▸ Given problem: Each record below must be returned exactly as shown.
begin Data section
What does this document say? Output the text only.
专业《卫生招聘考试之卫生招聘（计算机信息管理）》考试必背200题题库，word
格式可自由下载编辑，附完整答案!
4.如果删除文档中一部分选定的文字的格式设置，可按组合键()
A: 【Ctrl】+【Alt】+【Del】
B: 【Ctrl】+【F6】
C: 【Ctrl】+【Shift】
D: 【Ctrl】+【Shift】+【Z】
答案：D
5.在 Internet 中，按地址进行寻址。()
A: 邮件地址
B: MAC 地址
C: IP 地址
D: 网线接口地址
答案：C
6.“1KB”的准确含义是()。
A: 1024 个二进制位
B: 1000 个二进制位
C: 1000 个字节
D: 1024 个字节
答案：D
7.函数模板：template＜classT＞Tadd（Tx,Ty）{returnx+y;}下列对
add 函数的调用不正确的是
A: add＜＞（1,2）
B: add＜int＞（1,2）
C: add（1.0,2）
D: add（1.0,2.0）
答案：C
end Data section
▸ Result:
What does this document say? Output the text only.
专业《卫生招聘考试之卫生招聘（计算机信息管理）》考试必背200题题库，word
格式可自由下载编辑，附完整答案!
4.如果删除文档中一部分选定的文字的格式设置，可按组合键()
A: 【Ctrl】+【Alt】+【Del】
B: 【Ctrl】+【F6】
C: 【Ctrl】+【Shift】
D: 【Ctrl】+【Shift】+【Z】
答案：D
5.在 Internet 中，按地址进行寻址。()
A: 邮件地址
B: MAC 地址
C: IP 地址
D: 网线接口地址
答案：C
6.“1KB”的准确含义是()。
A: 1024 个二进制位
B: 1000 个二进制位
C: 1000 个字节
D: 1024 个字节
答案：D
7.函数模板：template＜classT＞Tadd（Tx,Ty）{returnx+y;}下列对
add 函数的调用不正确的是
A: add＜＞（1,2）
B: add＜int＞（1,2）
C: add（1.0,2）
D: add（1.0,2.0）
答案：C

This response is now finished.